#### Input for this task:
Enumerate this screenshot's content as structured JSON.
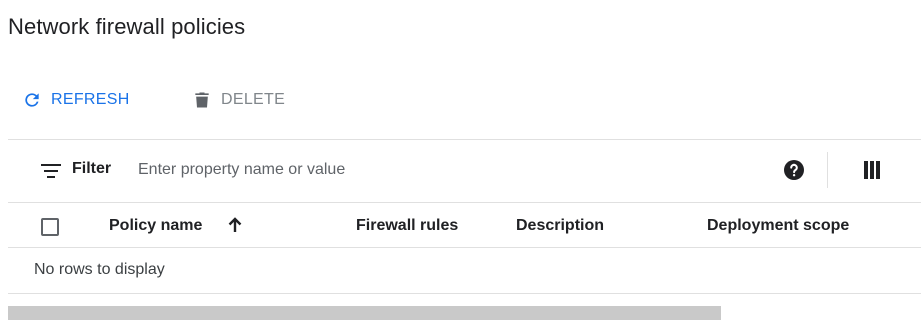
{
  "page": {
    "title": "Network firewall policies"
  },
  "actions": {
    "refresh_label": "REFRESH",
    "refresh_icon": "refresh-icon",
    "delete_label": "DELETE",
    "delete_icon": "trash-icon",
    "refresh_color": "#1a73e8",
    "delete_color": "#80868b"
  },
  "filter": {
    "label": "Filter",
    "placeholder": "Enter property name or value",
    "value": "",
    "icons": [
      "filter-icon",
      "help-icon",
      "column-display-icon"
    ]
  },
  "table": {
    "columns": [
      {
        "label": "Policy name",
        "sorted": "ascending"
      },
      {
        "label": "Firewall rules"
      },
      {
        "label": "Description"
      },
      {
        "label": "Deployment scope"
      }
    ],
    "rows": [],
    "empty_message": "No rows to display"
  }
}
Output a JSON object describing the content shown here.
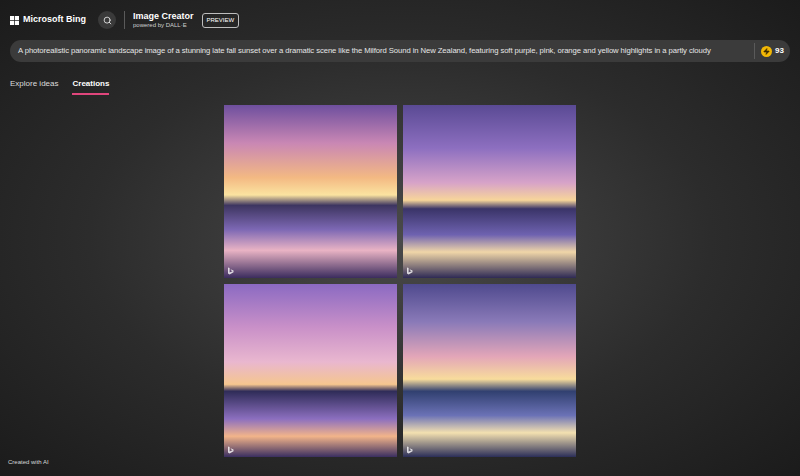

#### Objective:
Count the lines in the records above that hold the word "content", and give only that number.

#### Solved problem:
2